■ **Objective**: Go through the material below and copy all lines with "第一段长".

═════ Exercise data

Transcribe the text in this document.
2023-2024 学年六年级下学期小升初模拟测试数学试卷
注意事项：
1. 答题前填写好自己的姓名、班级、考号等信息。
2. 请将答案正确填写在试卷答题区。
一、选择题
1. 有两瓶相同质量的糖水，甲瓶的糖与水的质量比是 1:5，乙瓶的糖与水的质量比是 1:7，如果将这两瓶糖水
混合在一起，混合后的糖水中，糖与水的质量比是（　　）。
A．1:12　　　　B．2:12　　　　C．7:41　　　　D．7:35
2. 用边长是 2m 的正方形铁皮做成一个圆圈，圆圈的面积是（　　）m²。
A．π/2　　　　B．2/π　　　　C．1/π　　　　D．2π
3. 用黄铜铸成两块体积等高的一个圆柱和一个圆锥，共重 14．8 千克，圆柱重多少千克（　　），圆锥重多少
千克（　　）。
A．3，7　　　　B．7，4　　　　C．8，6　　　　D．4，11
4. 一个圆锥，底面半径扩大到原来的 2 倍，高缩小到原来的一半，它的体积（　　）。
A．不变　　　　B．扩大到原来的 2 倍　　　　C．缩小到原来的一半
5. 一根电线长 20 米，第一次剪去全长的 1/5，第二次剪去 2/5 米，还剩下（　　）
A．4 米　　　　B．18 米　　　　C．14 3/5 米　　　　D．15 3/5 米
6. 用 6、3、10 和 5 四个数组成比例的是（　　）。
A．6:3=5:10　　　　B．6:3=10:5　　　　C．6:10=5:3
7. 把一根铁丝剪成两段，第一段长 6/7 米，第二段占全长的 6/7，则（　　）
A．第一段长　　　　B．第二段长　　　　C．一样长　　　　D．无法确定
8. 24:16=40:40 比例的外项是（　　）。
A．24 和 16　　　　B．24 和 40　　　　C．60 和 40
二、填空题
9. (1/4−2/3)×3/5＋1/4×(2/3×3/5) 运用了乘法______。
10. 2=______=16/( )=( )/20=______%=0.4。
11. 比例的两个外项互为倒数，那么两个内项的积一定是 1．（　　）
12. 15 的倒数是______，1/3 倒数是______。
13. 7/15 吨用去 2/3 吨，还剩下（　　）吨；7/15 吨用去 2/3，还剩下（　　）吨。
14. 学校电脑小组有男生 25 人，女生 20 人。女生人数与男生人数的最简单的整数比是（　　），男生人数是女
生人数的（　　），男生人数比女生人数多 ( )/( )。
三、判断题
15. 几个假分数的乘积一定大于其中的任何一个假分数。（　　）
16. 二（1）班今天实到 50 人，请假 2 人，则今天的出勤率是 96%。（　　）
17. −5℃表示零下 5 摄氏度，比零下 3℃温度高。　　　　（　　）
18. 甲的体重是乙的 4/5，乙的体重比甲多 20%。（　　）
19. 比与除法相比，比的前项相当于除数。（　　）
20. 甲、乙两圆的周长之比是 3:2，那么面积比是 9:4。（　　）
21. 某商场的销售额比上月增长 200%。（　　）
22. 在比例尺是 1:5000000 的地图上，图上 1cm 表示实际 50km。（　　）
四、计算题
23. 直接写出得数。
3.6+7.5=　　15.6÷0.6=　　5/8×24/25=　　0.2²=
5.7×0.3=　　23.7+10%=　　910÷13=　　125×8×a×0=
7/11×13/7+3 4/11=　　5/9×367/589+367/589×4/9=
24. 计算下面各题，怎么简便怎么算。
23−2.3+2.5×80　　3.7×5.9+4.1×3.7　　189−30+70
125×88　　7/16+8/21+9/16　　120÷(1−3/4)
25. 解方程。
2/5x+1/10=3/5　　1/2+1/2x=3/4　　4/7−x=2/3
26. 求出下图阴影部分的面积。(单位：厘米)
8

══════════

■ **Written reply**:
7. 把一根铁丝剪成两段，第一段长 6/7 米，第二段占全长的 6/7，则（　　）
A．第一段长　　　　B．第二段长　　　　C．一样长　　　　D．无法确定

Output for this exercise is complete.